(Raw records)
-- BEGIN --

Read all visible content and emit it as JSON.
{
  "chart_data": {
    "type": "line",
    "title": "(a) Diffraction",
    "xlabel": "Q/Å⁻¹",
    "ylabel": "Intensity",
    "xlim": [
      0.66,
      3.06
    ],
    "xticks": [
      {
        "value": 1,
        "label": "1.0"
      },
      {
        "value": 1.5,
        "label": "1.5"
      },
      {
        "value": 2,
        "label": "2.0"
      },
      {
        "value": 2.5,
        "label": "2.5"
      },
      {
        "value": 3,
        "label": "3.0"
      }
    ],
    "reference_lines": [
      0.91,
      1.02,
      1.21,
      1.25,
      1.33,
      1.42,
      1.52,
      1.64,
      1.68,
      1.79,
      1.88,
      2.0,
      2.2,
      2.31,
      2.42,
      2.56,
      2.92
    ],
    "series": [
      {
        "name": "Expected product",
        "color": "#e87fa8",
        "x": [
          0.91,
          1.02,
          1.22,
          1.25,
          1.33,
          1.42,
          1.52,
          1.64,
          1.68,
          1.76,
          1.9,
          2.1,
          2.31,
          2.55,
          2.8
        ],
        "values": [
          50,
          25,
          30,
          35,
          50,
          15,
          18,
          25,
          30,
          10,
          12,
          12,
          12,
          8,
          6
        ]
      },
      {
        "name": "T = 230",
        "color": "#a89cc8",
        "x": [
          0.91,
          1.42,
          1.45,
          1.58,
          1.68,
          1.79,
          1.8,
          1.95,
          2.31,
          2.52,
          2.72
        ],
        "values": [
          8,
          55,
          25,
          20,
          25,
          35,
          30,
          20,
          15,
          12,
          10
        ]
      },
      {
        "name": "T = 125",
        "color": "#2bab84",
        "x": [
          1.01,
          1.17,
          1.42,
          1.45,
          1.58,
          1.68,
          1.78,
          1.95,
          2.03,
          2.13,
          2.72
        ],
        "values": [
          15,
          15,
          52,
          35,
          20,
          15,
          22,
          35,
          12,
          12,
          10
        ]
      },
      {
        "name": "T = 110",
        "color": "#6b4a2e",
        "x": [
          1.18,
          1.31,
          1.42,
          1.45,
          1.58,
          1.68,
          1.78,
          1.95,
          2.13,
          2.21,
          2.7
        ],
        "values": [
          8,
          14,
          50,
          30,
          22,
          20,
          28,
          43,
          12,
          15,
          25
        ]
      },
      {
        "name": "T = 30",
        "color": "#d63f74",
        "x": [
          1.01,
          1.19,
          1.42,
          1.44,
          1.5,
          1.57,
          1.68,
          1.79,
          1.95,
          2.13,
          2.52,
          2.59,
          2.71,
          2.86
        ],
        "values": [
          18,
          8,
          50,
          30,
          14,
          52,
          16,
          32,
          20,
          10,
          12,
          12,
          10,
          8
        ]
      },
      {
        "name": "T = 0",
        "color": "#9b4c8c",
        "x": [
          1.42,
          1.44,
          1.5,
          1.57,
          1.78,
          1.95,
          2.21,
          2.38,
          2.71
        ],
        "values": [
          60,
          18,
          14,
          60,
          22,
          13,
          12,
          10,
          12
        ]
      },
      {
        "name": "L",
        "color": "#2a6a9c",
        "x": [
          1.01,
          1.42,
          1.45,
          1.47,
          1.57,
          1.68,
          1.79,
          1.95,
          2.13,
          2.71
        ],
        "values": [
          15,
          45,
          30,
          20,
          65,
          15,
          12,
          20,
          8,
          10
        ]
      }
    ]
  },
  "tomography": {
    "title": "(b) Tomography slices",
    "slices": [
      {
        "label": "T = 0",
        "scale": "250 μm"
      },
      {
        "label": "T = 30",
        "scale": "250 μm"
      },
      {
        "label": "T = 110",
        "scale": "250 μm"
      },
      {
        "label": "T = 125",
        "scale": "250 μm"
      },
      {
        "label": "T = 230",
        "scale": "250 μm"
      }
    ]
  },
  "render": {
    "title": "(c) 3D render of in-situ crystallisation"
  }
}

-- END --

**DIRECTIVE**
For this exercise, gather every line of the data that contains the word "render".

**RESPONSE FOR THIS EXERCISE**
  "render": {
    "title": "(c) 3D render of in-situ crystallisation"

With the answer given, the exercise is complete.